# Provided material start

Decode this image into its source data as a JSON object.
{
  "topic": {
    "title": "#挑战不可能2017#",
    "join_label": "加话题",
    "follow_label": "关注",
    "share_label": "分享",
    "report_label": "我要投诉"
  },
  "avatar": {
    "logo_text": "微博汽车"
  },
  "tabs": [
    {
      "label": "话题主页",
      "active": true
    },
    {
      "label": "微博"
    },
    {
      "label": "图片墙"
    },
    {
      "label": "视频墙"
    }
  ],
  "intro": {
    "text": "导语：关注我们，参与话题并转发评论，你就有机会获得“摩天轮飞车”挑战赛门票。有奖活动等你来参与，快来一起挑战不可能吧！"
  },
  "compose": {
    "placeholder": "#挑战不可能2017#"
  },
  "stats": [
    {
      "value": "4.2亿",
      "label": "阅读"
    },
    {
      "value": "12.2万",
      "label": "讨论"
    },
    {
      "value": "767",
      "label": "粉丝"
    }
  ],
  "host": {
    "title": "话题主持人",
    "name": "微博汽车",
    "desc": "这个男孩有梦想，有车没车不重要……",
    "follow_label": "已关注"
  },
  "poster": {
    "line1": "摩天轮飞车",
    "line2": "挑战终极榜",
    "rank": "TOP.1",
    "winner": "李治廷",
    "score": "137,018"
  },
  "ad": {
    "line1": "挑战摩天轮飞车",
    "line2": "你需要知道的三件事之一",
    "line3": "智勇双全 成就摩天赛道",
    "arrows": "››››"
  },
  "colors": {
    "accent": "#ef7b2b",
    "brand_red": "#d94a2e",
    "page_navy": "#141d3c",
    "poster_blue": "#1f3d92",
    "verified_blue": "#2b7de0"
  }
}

# Provided material end

- **Task to complete**: Exact output of every entry is required.

- **Written solution**:
Decode this image into its source data as a JSON object.
{
  "topic": {
    "title": "#挑战不可能2017#",
    "join_label": "加话题",
    "follow_label": "关注",
    "share_label": "分享",
    "report_label": "我要投诉"
  },
  "avatar": {
    "logo_text": "微博汽车"
  },
  "tabs": [
    {
      "label": "话题主页",
      "active": true
    },
    {
      "label": "微博"
    },
    {
      "label": "图片墙"
    },
    {
      "label": "视频墙"
    }
  ],
  "intro": {
    "text": "导语：关注我们，参与话题并转发评论，你就有机会获得“摩天轮飞车”挑战赛门票。有奖活动等你来参与，快来一起挑战不可能吧！"
  },
  "compose": {
    "placeholder": "#挑战不可能2017#"
  },
  "stats": [
    {
      "value": "4.2亿",
      "label": "阅读"
    },
    {
      "value": "12.2万",
      "label": "讨论"
    },
    {
      "value": "767",
      "label": "粉丝"
    }
  ],
  "host": {
    "title": "话题主持人",
    "name": "微博汽车",
    "desc": "这个男孩有梦想，有车没车不重要……",
    "follow_label": "已关注"
  },
  "poster": {
    "line1": "摩天轮飞车",
    "line2": "挑战终极榜",
    "rank": "TOP.1",
    "winner": "李治廷",
    "score": "137,018"
  },
  "ad": {
    "line1": "挑战摩天轮飞车",
    "line2": "你需要知道的三件事之一",
    "line3": "智勇双全 成就摩天赛道",
    "arrows": "››››"
  },
  "colors": {
    "accent": "#ef7b2b",
    "brand_red": "#d94a2e",
    "page_navy": "#141d3c",
    "poster_blue": "#1f3d92",
    "verified_blue": "#2b7de0"
  }
}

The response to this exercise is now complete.